** Start PROVIDED DATA **
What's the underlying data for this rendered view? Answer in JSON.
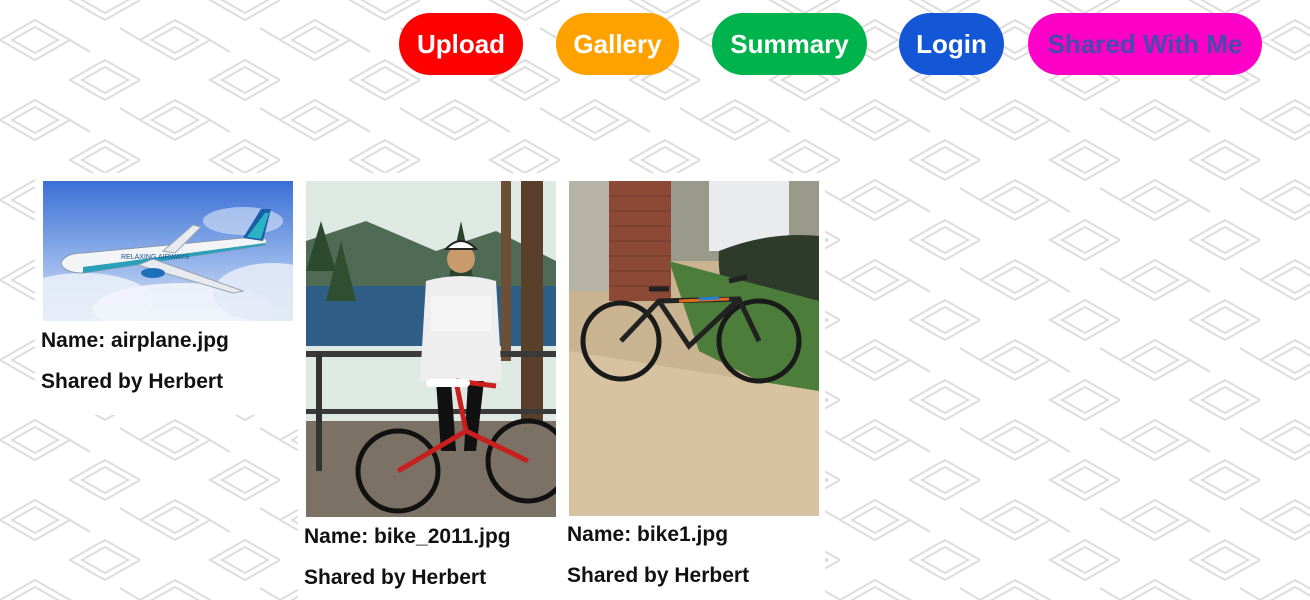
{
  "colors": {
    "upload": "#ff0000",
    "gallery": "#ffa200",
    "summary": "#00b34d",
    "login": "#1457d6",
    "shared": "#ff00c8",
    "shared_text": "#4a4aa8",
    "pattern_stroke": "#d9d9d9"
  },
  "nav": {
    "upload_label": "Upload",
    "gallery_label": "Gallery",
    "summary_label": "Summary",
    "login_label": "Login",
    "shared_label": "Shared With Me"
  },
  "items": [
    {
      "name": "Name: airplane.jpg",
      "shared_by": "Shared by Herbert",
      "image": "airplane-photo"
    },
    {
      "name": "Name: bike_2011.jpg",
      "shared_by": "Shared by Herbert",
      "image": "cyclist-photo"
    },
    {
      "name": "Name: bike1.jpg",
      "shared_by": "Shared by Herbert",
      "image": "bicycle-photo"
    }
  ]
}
** End PROVIDED DATA **
Using the entries above, find all lines with "name". Copy them.

      "name": "Name: airplane.jpg",
      "name": "Name: bike_2011.jpg",
      "name": "Name: bike1.jpg",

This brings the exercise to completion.